— Written task —
Check each line of the records below and collect those holding "marker".
* BEGIN Exercise input *
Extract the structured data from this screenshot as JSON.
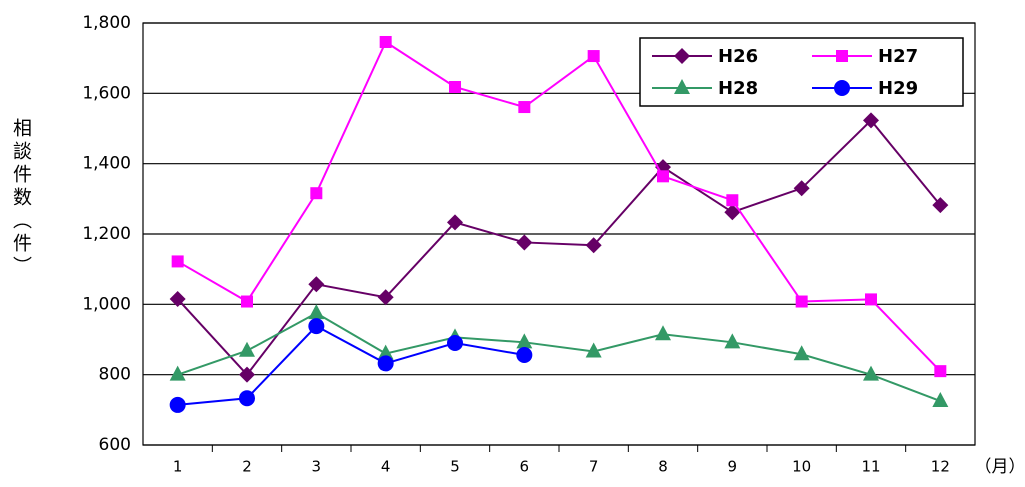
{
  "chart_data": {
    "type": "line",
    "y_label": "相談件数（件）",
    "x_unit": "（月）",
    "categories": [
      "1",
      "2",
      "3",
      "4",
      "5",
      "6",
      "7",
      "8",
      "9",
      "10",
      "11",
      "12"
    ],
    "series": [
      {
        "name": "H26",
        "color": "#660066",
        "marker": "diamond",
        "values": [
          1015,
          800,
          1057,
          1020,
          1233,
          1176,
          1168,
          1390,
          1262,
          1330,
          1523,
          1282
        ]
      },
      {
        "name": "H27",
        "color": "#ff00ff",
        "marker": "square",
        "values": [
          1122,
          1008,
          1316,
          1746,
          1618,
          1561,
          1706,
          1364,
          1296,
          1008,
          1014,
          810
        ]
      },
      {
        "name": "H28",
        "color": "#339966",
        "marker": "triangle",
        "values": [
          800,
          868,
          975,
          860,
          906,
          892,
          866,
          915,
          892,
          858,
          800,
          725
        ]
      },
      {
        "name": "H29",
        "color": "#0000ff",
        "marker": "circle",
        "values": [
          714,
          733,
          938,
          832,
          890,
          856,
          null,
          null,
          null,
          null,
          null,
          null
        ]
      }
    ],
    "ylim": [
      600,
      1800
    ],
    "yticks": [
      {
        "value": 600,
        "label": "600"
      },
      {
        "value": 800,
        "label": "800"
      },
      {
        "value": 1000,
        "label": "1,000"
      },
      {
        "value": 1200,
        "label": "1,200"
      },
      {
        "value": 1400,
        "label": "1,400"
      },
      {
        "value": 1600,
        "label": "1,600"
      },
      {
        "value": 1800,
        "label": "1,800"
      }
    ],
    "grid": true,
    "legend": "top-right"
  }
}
* END Exercise input *
* BEGIN Exercise input *
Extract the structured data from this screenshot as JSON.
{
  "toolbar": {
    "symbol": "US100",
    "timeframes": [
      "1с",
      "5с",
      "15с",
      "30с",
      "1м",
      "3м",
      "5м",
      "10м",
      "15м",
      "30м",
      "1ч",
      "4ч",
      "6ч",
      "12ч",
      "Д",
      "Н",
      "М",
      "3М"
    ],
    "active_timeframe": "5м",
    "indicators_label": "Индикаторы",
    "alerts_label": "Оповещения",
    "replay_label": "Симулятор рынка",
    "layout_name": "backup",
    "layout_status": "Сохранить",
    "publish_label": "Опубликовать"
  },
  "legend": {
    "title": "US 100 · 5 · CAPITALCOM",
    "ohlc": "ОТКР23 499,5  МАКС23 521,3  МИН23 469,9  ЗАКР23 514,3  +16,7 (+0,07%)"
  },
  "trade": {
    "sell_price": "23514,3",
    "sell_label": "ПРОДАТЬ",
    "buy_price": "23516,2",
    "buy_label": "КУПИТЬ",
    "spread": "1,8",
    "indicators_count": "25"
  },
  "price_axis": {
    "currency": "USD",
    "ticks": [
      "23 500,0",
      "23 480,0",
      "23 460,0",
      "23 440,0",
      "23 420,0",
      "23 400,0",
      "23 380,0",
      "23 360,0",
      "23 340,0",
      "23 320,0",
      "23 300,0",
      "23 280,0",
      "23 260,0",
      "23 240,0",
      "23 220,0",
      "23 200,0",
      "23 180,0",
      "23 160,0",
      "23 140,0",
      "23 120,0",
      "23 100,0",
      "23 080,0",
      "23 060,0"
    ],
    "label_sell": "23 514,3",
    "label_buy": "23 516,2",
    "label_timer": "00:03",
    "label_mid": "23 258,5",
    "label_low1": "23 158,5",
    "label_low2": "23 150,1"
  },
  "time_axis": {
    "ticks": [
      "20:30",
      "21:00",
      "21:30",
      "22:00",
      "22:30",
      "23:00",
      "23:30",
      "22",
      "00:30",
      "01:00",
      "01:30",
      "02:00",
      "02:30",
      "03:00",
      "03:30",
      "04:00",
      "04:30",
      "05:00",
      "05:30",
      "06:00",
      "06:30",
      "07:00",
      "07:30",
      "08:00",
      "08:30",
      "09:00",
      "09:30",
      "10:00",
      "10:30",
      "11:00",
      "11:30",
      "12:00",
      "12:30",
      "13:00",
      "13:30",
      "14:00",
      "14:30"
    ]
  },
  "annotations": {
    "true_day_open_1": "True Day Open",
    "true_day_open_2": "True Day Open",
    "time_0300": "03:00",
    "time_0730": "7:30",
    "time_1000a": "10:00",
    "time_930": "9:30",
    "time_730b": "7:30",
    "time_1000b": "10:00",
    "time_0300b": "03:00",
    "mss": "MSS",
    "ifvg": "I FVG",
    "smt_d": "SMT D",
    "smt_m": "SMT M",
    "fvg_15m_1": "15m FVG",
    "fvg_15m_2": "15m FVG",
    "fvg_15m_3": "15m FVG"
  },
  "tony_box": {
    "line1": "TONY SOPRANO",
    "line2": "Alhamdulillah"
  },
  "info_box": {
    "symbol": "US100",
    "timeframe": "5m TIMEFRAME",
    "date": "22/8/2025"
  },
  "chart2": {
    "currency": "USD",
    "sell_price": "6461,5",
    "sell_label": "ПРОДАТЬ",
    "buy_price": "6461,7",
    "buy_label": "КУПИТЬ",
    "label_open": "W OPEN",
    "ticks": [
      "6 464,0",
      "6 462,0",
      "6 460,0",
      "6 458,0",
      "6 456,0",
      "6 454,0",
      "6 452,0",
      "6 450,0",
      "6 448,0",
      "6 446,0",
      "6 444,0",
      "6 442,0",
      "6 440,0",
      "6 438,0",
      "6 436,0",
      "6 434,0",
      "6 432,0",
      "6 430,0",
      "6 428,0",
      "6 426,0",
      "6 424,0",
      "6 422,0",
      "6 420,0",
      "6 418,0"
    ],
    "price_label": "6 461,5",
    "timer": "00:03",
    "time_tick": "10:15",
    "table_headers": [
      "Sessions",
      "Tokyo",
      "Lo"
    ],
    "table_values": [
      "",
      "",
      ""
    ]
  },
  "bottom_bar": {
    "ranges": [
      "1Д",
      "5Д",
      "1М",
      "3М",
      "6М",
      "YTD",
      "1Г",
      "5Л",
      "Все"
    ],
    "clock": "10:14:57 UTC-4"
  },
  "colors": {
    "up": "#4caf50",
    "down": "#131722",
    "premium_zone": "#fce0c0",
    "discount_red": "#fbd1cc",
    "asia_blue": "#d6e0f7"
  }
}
* END Exercise input *
— Task solution —
        "marker": "diamond",
        "marker": "square",
        "marker": "triangle",
        "marker": "circle",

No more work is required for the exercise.